**What to do:**
Find the lines holding "this" and copy them.

**Extracted data:**
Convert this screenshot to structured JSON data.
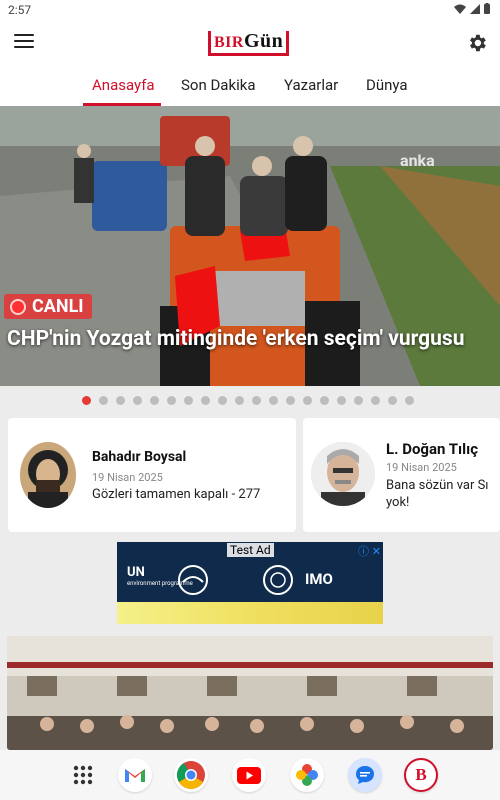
{
  "status": {
    "time": "2:57"
  },
  "app": {
    "logo_prefix": "BIR",
    "logo_main": "Gün"
  },
  "tabs": [
    {
      "label": "Anasayfa",
      "active": true
    },
    {
      "label": "Son Dakika",
      "active": false
    },
    {
      "label": "Yazarlar",
      "active": false
    },
    {
      "label": "Dünya",
      "active": false
    }
  ],
  "hero": {
    "badge": "CANLI",
    "title": "CHP'nin Yozgat mitinginde 'erken seçim' vurgusu",
    "watermark": "anka",
    "slide_count": 20,
    "active_slide": 0
  },
  "authors": [
    {
      "name": "Bahadır Boysal",
      "date": "19 Nisan 2025",
      "title": "Gözleri tamamen kapalı - 277"
    },
    {
      "name": "L.  Doğan Tılıç",
      "date": "19 Nisan 2025",
      "title": "Bana sözün var Sı yok!"
    }
  ],
  "ad": {
    "label": "Test Ad",
    "close": "ⓘ ✕",
    "brand_un": "UN",
    "brand_un_sub": "environment programme",
    "brand_imo": "IMO"
  },
  "dock": [
    "apps-grid-icon",
    "gmail-icon",
    "chrome-icon",
    "youtube-icon",
    "photos-icon",
    "messages-icon",
    "birgun-app-icon"
  ],
  "colors": {
    "accent": "#d0102a",
    "live": "#d94141"
  }
}
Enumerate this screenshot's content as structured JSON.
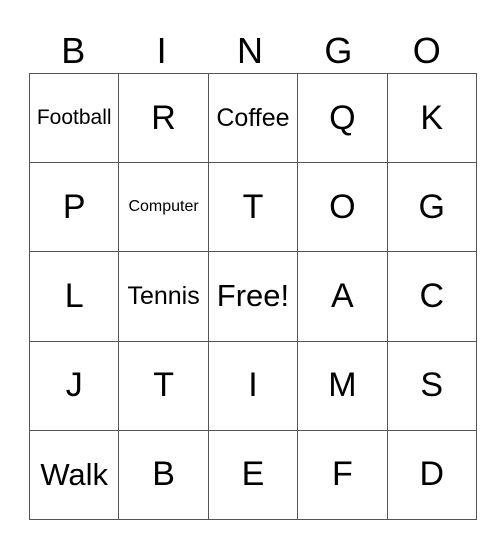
{
  "header": [
    "B",
    "I",
    "N",
    "G",
    "O"
  ],
  "rows": [
    [
      {
        "text": "Football",
        "size": "s"
      },
      {
        "text": "R",
        "size": "xl"
      },
      {
        "text": "Coffee",
        "size": "m"
      },
      {
        "text": "Q",
        "size": "xl"
      },
      {
        "text": "K",
        "size": "xl"
      }
    ],
    [
      {
        "text": "P",
        "size": "xl"
      },
      {
        "text": "Computer",
        "size": "xs"
      },
      {
        "text": "T",
        "size": "xl"
      },
      {
        "text": "O",
        "size": "xl"
      },
      {
        "text": "G",
        "size": "xl"
      }
    ],
    [
      {
        "text": "L",
        "size": "xl"
      },
      {
        "text": "Tennis",
        "size": "m"
      },
      {
        "text": "Free!",
        "size": "l"
      },
      {
        "text": "A",
        "size": "xl"
      },
      {
        "text": "C",
        "size": "xl"
      }
    ],
    [
      {
        "text": "J",
        "size": "xl"
      },
      {
        "text": "T",
        "size": "xl"
      },
      {
        "text": "I",
        "size": "xl"
      },
      {
        "text": "M",
        "size": "xl"
      },
      {
        "text": "S",
        "size": "xl"
      }
    ],
    [
      {
        "text": "Walk",
        "size": "l"
      },
      {
        "text": "B",
        "size": "xl"
      },
      {
        "text": "E",
        "size": "xl"
      },
      {
        "text": "F",
        "size": "xl"
      },
      {
        "text": "D",
        "size": "xl"
      }
    ]
  ]
}
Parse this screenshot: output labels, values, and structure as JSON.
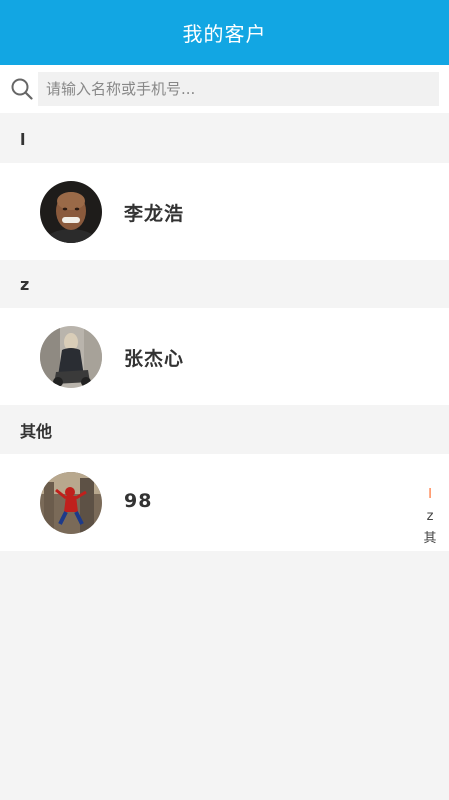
{
  "header": {
    "title": "我的客户"
  },
  "search": {
    "placeholder": "请输入名称或手机号...",
    "icon": "search-icon"
  },
  "sections": [
    {
      "letter": "l",
      "contacts": [
        {
          "name": "李龙浩",
          "avatar": "avatar-man-portrait"
        }
      ]
    },
    {
      "letter": "z",
      "contacts": [
        {
          "name": "张杰心",
          "avatar": "avatar-woman-motorcycle"
        }
      ]
    },
    {
      "letter": "其他",
      "contacts": [
        {
          "name": "98",
          "avatar": "avatar-spiderman"
        }
      ]
    }
  ],
  "index_bar": {
    "letters": [
      "l",
      "z",
      "其"
    ],
    "active": "l"
  },
  "colors": {
    "header": "#12a6e3",
    "index_active": "#ff6a2a",
    "background": "#f4f4f4"
  }
}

**Worked solution:**
Convert this screenshot to structured JSON data.
Enumerate this screenshot's content as structured JSON.
Parse this screenshot: output labels, values, and structure as JSON.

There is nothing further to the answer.